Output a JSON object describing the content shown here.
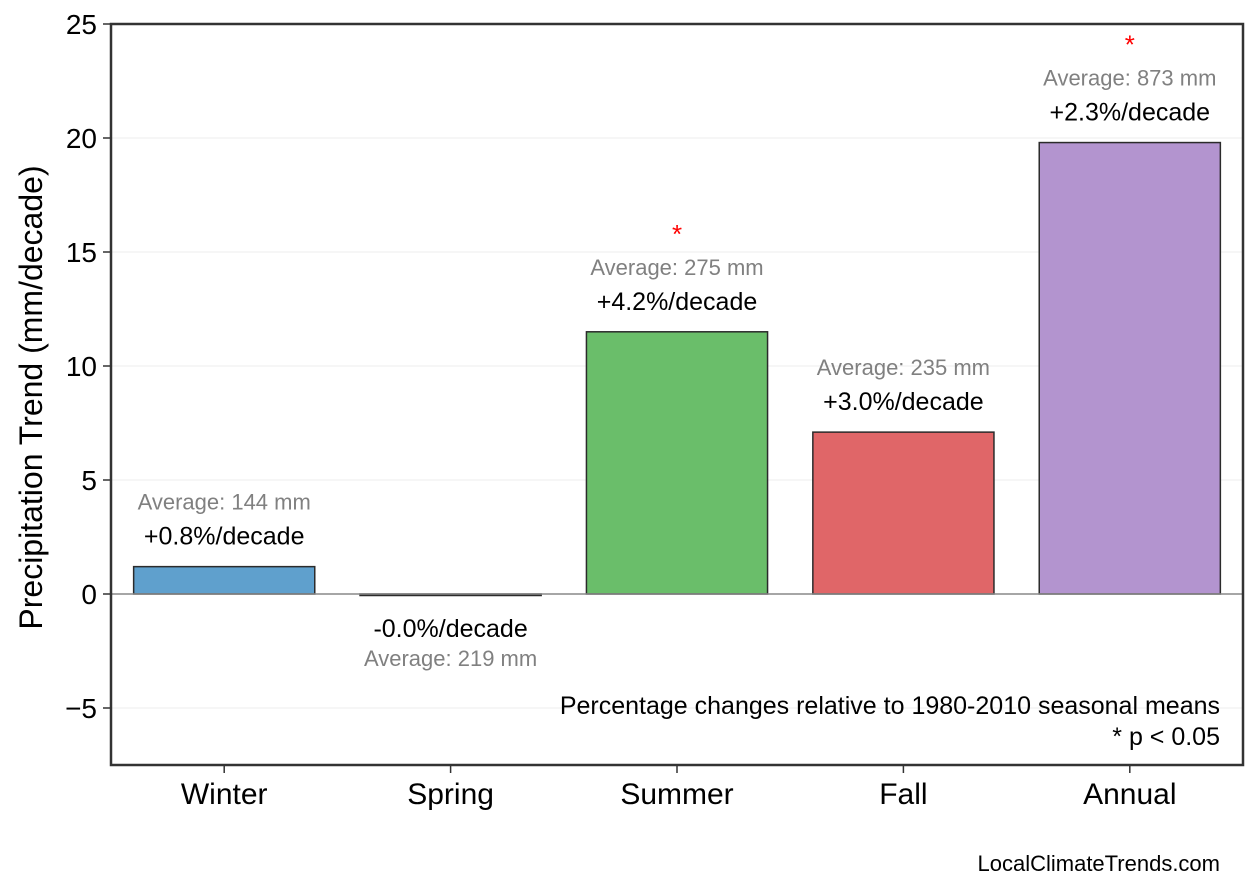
{
  "chart_data": {
    "type": "bar",
    "ylabel": "Precipitation Trend (mm/decade)",
    "xlabel": "",
    "ylim": [
      -7.5,
      25
    ],
    "yticks": [
      -5,
      0,
      5,
      10,
      15,
      20,
      25
    ],
    "ytick_labels": [
      "−5",
      "0",
      "5",
      "10",
      "15",
      "20",
      "25"
    ],
    "grid": "horizontal",
    "categories": [
      "Winter",
      "Spring",
      "Summer",
      "Fall",
      "Annual"
    ],
    "values": [
      1.2,
      -0.05,
      11.5,
      7.1,
      19.8
    ],
    "colors": [
      "#5fa0cd",
      "#6abe6a",
      "#e06668",
      "#b394cf"
    ],
    "bar_colors": [
      "#5fa0cd",
      "#5fa0cd",
      "#6abe6a",
      "#e06668",
      "#b394cf"
    ],
    "pct_labels": [
      "+0.8%/decade",
      "-0.0%/decade",
      "+4.2%/decade",
      "+3.0%/decade",
      "+2.3%/decade"
    ],
    "avg_labels": [
      "Average: 144 mm",
      "Average: 219 mm",
      "Average: 275 mm",
      "Average: 235 mm",
      "Average: 873 mm"
    ],
    "significant": [
      false,
      false,
      true,
      false,
      true
    ],
    "significance_marker": "*",
    "significance_color": "#ff0000",
    "annotation": [
      "Percentage changes relative to 1980-2010 seasonal means",
      "* p < 0.05"
    ],
    "credit": "LocalClimateTrends.com"
  }
}
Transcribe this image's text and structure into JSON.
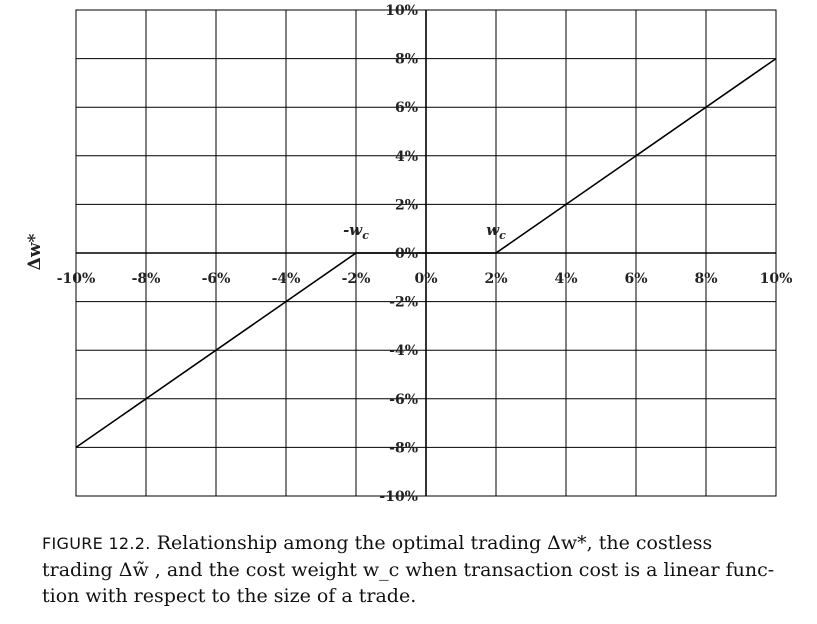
{
  "chart_data": {
    "type": "line",
    "ylabel": "Δw*",
    "xlabel": "",
    "xlim": [
      -10,
      10
    ],
    "ylim": [
      -10,
      10
    ],
    "grid": true,
    "x_tick_labels": [
      "-10%",
      "-8%",
      "-6%",
      "-4%",
      "-2%",
      "0%",
      "2%",
      "4%",
      "6%",
      "8%",
      "10%"
    ],
    "y_tick_labels": [
      "10%",
      "8%",
      "6%",
      "4%",
      "2%",
      "0%",
      "-2%",
      "-4%",
      "-6%",
      "-8%",
      "-10%"
    ],
    "series": [
      {
        "x": [
          -10,
          -2,
          2,
          10
        ],
        "y": [
          -8,
          0,
          0,
          8
        ]
      }
    ],
    "annotations": [
      {
        "text": "-w",
        "sub": "c",
        "x": -2,
        "y": 0
      },
      {
        "text": "w",
        "sub": "c",
        "x": 2,
        "y": 0
      }
    ]
  },
  "caption": {
    "label": "FIGURE 12.2.",
    "lines": [
      "Relationship among the optimal trading Δw*, the costless",
      "trading Δw̃ , and the cost weight w_c when transaction cost is a linear func-",
      "tion with respect to the size of a trade."
    ]
  }
}
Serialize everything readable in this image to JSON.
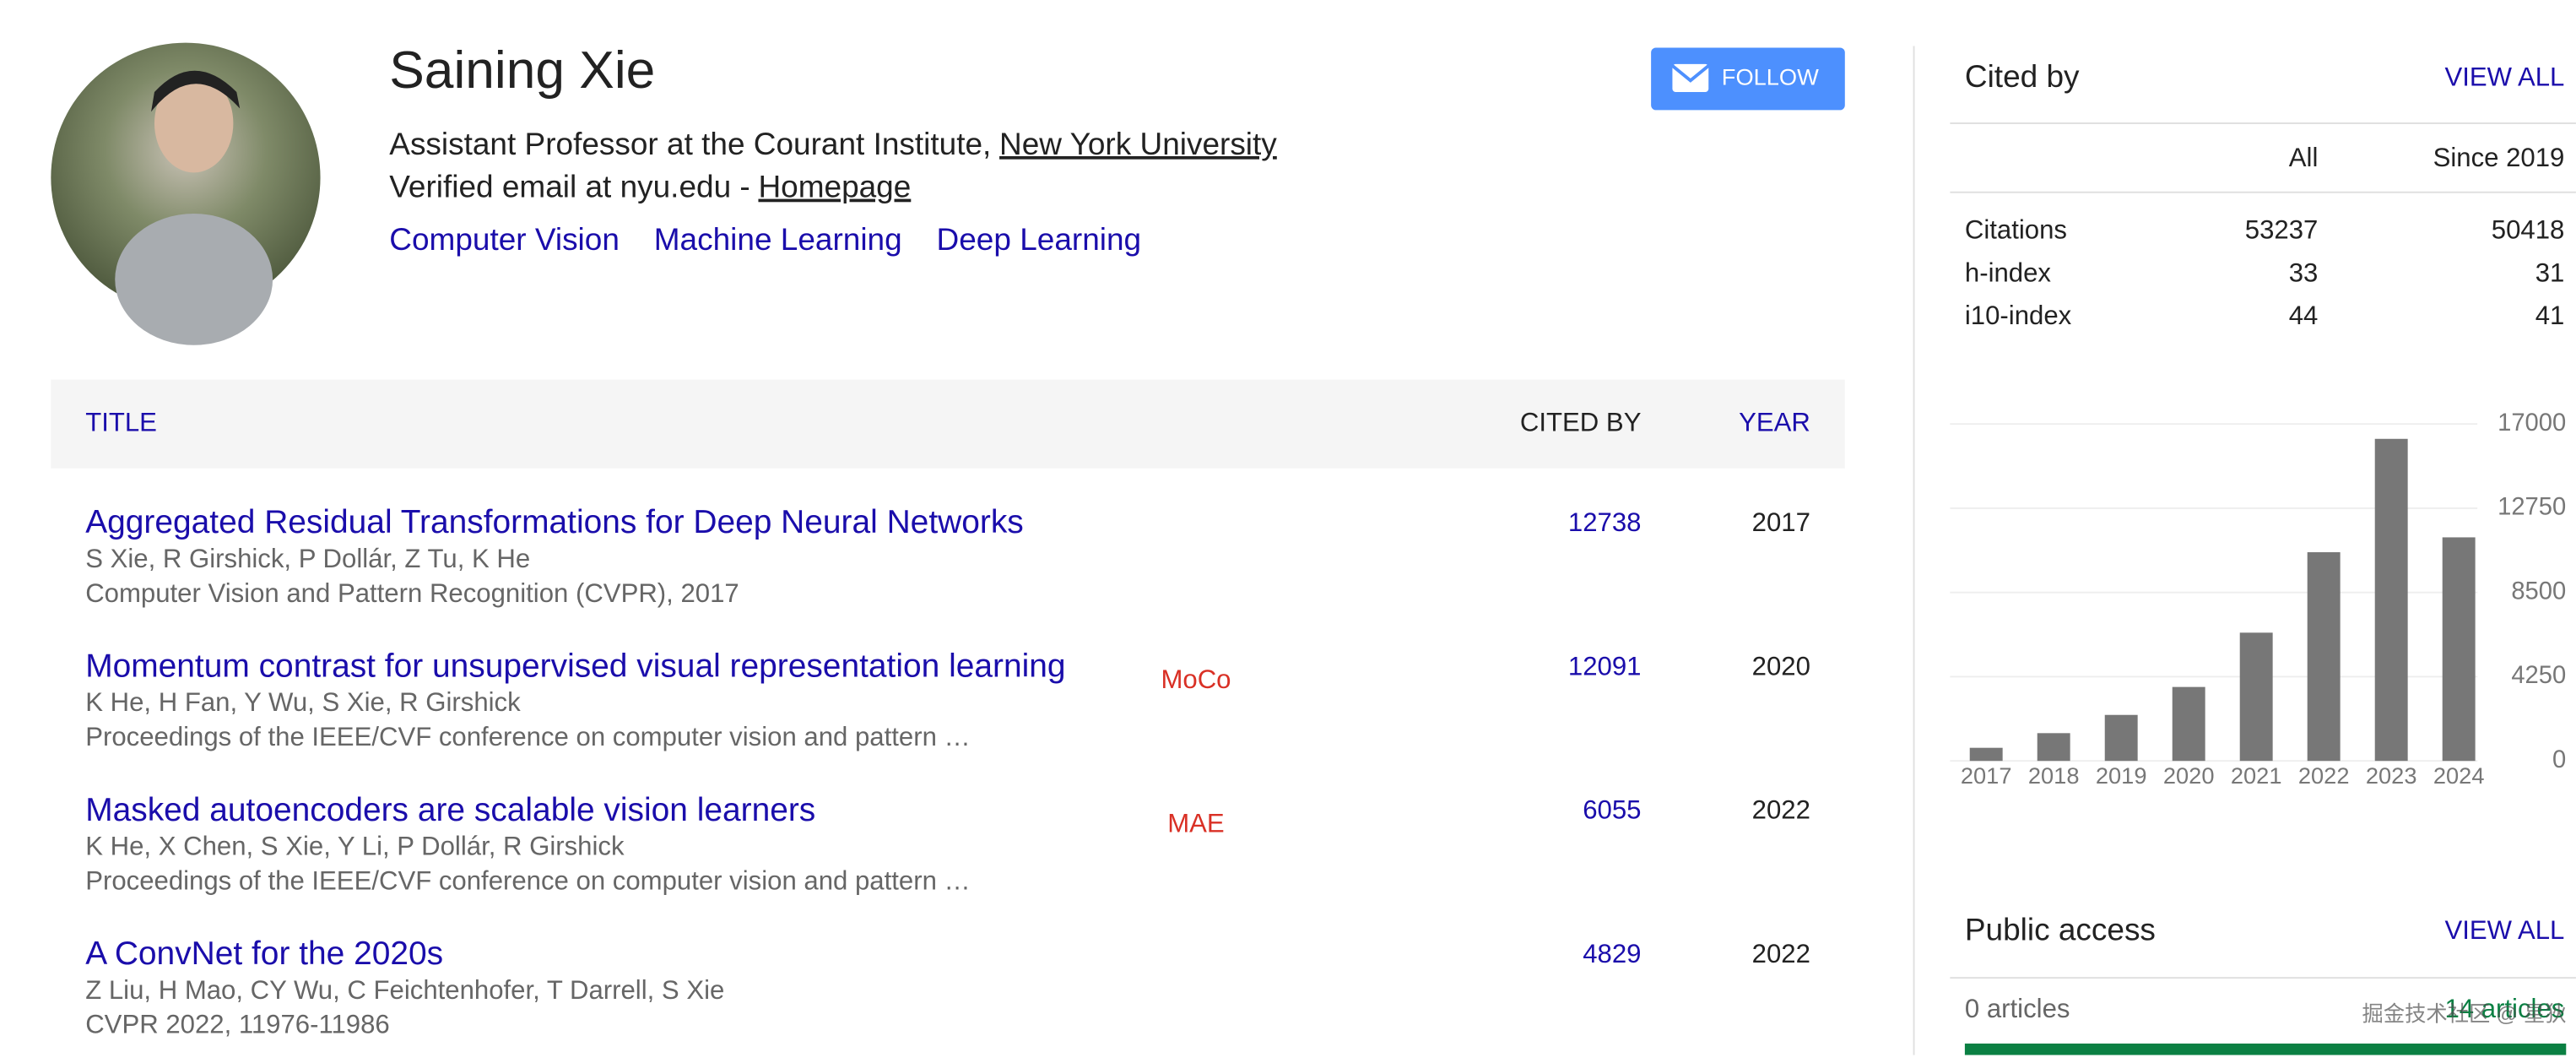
{
  "profile": {
    "name": "Saining Xie",
    "affiliation": "Assistant Professor at the Courant Institute,",
    "institution": "New York University",
    "email": "Verified email at nyu.edu -",
    "homepage": "Homepage",
    "interests": [
      "Computer Vision",
      "Machine Learning",
      "Deep Learning"
    ],
    "follow": "FOLLOW"
  },
  "table": {
    "headers": {
      "title": "TITLE",
      "cited_by": "CITED BY",
      "year": "YEAR"
    },
    "rows": [
      {
        "title": "Aggregated Residual Transformations for Deep Neural Networks",
        "authors": "S Xie, R Girshick, P Dollár, Z Tu, K He",
        "venue": "Computer Vision and Pattern Recognition (CVPR), 2017",
        "cited_by": 12738,
        "year": 2017
      },
      {
        "title": "Momentum contrast for unsupervised visual representation learning",
        "tag": "MoCo",
        "authors": "K He, H Fan, Y Wu, S Xie, R Girshick",
        "venue": "Proceedings of the IEEE/CVF conference on computer vision and pattern …",
        "cited_by": 12091,
        "year": 2020
      },
      {
        "title": "Masked autoencoders are scalable vision learners",
        "tag": "MAE",
        "authors": "K He, X Chen, S Xie, Y Li, P Dollár, R Girshick",
        "venue": "Proceedings of the IEEE/CVF conference on computer vision and pattern …",
        "cited_by": 6055,
        "year": 2022
      },
      {
        "title": "A ConvNet for the 2020s",
        "authors": "Z Liu, H Mao, CY Wu, C Feichtenhofer, T Darrell, S Xie",
        "venue": "CVPR 2022, 11976-11986",
        "cited_by": 4829,
        "year": 2022
      }
    ]
  },
  "cited_by": {
    "title": "Cited by",
    "view_all": "VIEW ALL",
    "columns": [
      "All",
      "Since 2019"
    ],
    "rows": [
      {
        "label": "Citations",
        "all": 53237,
        "since": 50418
      },
      {
        "label": "h-index",
        "all": 33,
        "since": 31
      },
      {
        "label": "i10-index",
        "all": 44,
        "since": 41
      }
    ]
  },
  "citation_chart": {
    "type": "bar",
    "categories": [
      "2017",
      "2018",
      "2019",
      "2020",
      "2021",
      "2022",
      "2023",
      "2024"
    ],
    "values": [
      660,
      1400,
      2320,
      3730,
      6470,
      10530,
      16250,
      11280
    ],
    "color": "#777777",
    "ylim": [
      0,
      17000
    ],
    "yticks": [
      0,
      4250,
      8500,
      12750,
      17000
    ],
    "grid": true
  },
  "public_access": {
    "title": "Public access",
    "view_all": "VIEW ALL",
    "unavailable": "0 articles",
    "available": "14 articles"
  },
  "watermark": "掘金技术社区 @ 星狄"
}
----
● **WRITTEN INSTRUCTION**
In the entries above, find each line with the string "year" and copy it.

● **IN RESPONSE**
      "year": "YEAR"
        "year": 2017
        "year": 2020
        "year": 2022
        "year": 2022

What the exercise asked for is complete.